- **WHAT THE EXERCISE ASKS**: Reproduce the part of the Agents of SHIELD episode review that runs from "Once again, things" up to and including "losing its audience.", word for word.

- **READING TEXT**:
TV REVIEW: Agents of SHIELD Season 3, Episode 15 – Spacetime | FanboysInc

TV REVIEW: Agents of SHIELD Season 3, Episode 15 – Spacetime

By Jeff Ayers

TV REVIEW: Agents of SHIELD Season 3, Episode 15 - Spacetime

Once again, things go from bad to worse for Coulson and his team within the course of one episode of Agents of SHIELD, but this time many factors are in play. This would be a poor jumping-on point for anyone who hasn’t been watching the show, yet “Spacetime” shows exactly what Agents of SHIELD can accomplish in 42 short minutes, all without losing its audience.

TV REVIEW: Agents of SHIELD Season 3, Episode 15 - Spacetime

Not looking great, man

The premise starts out innocent enough, with the introduction of a poor homeless man, Charles Hinton, who is befriended by a kindly shop owner. Yet when the shop owner touches Charles, he sees a startling vision of the future, and calls out Daisy’s name. The team is made aware of this event because S.H.I.E.L.D. monitors all emergency call frequencies, and because that seems like quite the daunting task to achieve on a consistent basis, 24 hours a day, 7 days a week, thankfully we have seen a lot more “background S.H.I.E.L.D. agents” in recent episodes who take on these logistical problems. Once Daisy, Lincoln, Coulson and May all get to the shop owner who made the frantic emergency call, things go from 0-60 in an instant, as a Hydra vessel drops out of the sky, starts firing on the agents, and scoops up Charles in one of those nifty claw net things. Seriously, the spy tech between S.H.I.E.L.D. and Hydra this season has become a character all its own.

- **AVAILABLE DATA**:
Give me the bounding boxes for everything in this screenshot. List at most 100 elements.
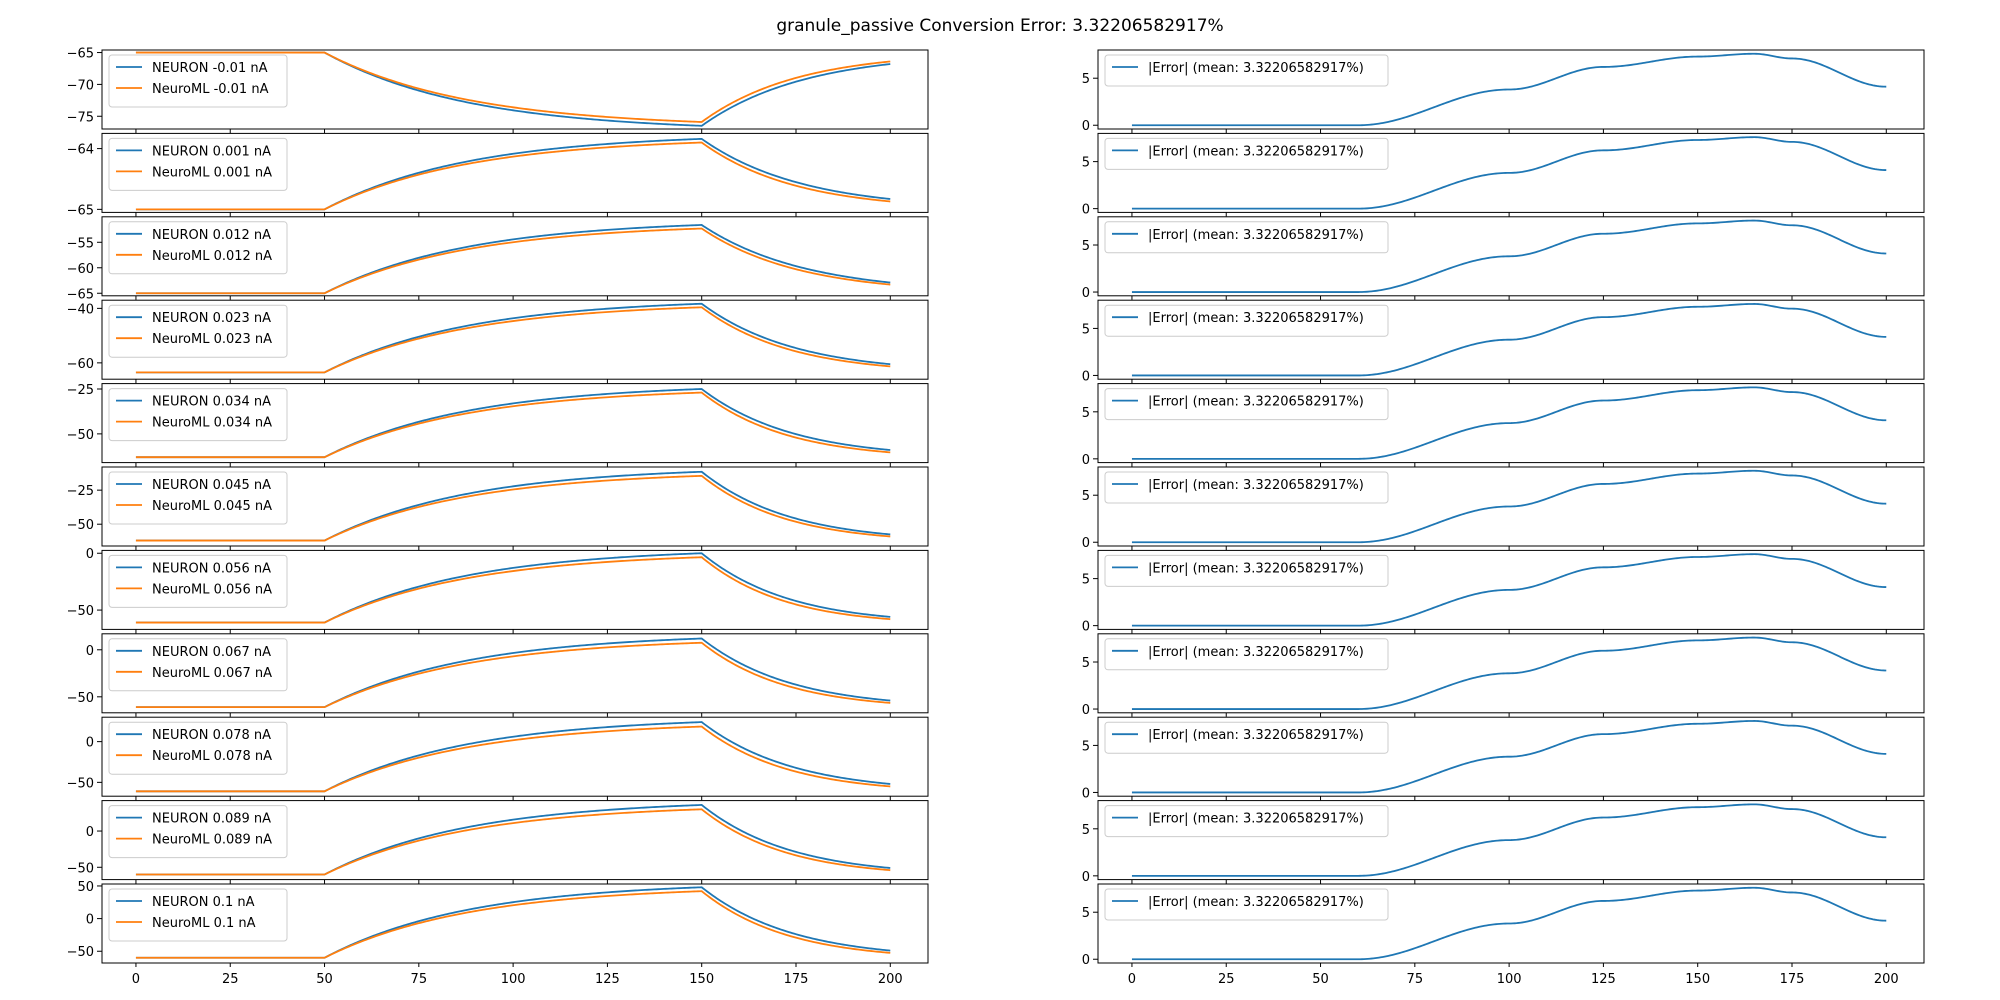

- **SOLUTION FOR THIS EXERCISE**:
Once again, things go from bad to worse for Coulson and his team within the course of one episode of Agents of SHIELD, but this time many factors are in play. This would be a poor jumping-on point for anyone who hasn’t been watching the show, yet “Spacetime” shows exactly what Agents of SHIELD can accomplish in 42 short minutes, all without losing its audience.